Your instructions: Copy down every line where the string "these" shows up.

## BEGIN

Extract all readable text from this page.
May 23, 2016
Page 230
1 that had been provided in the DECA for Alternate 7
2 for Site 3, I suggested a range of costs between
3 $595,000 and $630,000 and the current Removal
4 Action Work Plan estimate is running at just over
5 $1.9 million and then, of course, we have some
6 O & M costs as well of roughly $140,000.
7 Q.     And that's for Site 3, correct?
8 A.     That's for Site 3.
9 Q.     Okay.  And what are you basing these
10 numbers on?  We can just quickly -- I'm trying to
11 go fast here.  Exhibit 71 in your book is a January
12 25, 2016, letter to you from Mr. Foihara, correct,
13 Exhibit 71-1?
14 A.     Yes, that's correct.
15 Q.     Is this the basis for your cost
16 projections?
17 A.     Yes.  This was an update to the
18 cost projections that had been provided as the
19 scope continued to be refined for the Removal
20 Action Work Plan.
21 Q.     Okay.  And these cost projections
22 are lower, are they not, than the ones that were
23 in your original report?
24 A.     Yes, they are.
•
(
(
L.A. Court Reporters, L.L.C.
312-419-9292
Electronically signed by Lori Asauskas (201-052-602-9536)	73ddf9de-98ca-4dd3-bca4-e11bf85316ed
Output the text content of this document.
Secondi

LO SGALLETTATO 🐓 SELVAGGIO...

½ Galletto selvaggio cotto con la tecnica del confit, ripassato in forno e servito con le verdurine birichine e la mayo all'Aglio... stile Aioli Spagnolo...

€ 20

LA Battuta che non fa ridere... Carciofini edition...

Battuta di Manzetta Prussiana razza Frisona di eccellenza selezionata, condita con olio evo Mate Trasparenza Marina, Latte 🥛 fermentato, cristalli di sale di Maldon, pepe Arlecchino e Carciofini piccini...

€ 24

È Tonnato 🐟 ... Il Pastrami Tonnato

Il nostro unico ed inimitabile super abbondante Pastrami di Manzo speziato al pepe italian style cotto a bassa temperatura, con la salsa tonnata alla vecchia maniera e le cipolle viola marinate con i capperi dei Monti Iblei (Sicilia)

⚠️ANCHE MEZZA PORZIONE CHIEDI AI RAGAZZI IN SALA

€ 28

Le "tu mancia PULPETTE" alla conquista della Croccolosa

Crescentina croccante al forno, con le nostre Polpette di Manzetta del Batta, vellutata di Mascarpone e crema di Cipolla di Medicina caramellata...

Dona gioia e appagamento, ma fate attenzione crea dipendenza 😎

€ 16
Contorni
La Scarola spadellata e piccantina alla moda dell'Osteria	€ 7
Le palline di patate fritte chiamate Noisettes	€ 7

## END

Solution:
9 Q.     Okay.  And what are you basing these
21 Q.     Okay.  And these cost projections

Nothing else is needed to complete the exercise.